### The task
Read through the entries below and return each line with the word "JSON".

### Task input

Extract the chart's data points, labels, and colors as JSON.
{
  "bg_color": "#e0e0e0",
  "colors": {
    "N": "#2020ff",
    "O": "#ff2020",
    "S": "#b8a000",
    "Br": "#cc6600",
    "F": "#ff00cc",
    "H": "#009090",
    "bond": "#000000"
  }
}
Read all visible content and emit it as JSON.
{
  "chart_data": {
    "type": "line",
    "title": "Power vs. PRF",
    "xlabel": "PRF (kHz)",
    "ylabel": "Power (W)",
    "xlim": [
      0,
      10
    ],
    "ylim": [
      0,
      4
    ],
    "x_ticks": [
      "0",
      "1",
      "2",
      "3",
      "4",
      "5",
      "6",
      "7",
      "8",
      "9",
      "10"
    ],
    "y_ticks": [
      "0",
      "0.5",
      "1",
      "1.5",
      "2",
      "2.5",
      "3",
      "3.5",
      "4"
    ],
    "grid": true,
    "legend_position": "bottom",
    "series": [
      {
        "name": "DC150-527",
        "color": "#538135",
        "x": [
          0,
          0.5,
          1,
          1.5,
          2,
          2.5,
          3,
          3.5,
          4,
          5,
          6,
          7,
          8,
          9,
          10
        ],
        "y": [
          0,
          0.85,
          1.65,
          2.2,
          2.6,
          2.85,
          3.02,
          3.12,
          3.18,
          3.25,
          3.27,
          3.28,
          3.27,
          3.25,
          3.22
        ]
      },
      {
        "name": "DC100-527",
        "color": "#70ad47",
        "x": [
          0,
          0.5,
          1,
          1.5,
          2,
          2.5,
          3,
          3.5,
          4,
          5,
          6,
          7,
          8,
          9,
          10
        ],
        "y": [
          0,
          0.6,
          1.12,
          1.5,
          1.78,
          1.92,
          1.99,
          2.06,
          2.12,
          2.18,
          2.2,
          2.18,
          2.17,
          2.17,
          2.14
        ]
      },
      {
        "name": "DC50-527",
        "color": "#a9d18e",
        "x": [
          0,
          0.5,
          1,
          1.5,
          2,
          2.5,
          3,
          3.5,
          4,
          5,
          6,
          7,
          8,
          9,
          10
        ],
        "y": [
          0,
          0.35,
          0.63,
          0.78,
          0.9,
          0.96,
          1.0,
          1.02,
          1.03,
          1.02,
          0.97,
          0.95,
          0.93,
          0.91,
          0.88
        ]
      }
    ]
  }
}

### Answer below
Extract the chart's data points, labels, and colors as JSON.
Read all visible content and emit it as JSON.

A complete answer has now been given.